Using the records that follow, copy every line containing the word "title".

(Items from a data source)
........

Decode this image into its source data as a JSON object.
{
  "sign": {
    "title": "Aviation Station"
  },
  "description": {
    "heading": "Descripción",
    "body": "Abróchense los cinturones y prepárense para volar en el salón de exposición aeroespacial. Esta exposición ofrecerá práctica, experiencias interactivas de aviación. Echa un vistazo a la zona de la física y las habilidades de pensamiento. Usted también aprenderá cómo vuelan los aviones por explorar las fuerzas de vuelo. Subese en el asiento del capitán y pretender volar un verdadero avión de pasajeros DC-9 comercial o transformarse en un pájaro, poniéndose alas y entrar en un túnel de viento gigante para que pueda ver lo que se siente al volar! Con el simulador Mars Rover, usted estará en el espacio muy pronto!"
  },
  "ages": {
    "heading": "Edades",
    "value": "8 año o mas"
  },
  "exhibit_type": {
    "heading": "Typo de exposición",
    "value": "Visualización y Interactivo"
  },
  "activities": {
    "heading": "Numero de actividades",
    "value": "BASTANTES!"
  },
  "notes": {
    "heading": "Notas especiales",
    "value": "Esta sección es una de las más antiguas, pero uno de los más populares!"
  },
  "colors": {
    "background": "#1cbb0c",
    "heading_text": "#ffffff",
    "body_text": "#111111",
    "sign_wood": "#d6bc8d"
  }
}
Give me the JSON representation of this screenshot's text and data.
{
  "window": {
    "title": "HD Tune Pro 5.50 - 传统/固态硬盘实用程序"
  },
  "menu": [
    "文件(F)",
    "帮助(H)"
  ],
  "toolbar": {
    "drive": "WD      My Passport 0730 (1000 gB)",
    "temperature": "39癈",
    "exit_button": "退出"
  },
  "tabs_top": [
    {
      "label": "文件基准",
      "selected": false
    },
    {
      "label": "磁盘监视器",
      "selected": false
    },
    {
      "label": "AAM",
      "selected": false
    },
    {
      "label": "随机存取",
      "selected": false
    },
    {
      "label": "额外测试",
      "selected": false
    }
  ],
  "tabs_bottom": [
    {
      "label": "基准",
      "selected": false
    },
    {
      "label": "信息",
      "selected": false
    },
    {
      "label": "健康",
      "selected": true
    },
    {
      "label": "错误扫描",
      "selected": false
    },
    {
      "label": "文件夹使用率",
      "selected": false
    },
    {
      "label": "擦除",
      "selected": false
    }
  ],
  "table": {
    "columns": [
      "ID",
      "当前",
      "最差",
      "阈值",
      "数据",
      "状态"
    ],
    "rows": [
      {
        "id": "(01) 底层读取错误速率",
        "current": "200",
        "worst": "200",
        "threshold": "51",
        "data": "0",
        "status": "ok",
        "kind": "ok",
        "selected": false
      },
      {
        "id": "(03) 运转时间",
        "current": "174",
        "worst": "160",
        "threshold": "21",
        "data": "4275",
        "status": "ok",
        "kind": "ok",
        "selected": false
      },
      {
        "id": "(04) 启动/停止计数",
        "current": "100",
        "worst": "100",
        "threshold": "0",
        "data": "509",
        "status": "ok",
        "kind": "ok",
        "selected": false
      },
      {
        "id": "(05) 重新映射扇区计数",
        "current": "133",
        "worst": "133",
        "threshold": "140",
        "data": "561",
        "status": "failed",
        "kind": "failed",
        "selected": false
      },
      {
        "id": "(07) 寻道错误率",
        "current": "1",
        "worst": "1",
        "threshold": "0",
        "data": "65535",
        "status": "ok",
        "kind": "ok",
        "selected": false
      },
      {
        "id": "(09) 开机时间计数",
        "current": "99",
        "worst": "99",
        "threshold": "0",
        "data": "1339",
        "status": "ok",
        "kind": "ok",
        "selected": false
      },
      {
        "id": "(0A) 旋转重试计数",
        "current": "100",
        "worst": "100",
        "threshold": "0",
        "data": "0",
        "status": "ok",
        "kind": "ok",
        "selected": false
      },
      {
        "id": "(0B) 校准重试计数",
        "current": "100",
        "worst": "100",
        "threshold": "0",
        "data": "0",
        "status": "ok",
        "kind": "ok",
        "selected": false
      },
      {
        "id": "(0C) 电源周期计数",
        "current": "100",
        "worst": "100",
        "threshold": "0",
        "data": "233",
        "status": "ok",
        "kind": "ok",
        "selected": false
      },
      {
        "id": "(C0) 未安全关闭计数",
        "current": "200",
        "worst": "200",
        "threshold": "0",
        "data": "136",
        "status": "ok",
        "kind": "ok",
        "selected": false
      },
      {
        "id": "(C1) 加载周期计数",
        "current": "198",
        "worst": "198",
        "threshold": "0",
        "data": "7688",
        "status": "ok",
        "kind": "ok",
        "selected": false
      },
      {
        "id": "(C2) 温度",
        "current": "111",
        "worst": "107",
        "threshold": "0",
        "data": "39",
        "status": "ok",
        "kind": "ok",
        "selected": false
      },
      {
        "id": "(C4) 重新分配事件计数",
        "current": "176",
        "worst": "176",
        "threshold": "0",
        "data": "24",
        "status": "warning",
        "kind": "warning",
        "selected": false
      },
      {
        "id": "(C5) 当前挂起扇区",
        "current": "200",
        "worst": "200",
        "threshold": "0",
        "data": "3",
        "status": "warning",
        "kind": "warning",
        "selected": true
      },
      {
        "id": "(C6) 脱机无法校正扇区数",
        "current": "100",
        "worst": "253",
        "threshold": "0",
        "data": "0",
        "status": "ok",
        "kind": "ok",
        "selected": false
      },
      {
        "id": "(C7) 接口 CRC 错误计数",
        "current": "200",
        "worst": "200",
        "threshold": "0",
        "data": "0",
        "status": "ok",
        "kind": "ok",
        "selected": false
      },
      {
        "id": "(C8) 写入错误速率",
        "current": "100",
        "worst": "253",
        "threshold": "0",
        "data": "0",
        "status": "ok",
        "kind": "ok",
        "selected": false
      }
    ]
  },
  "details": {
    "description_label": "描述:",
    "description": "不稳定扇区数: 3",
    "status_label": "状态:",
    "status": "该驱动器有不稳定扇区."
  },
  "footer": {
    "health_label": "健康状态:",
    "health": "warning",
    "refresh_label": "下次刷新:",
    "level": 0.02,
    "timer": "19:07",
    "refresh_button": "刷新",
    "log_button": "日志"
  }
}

........

PROBLEM SOLUTION:
    "title": "Aviation Station"
    "title": "HD Tune Pro 5.50 - 传统/固态硬盘实用程序"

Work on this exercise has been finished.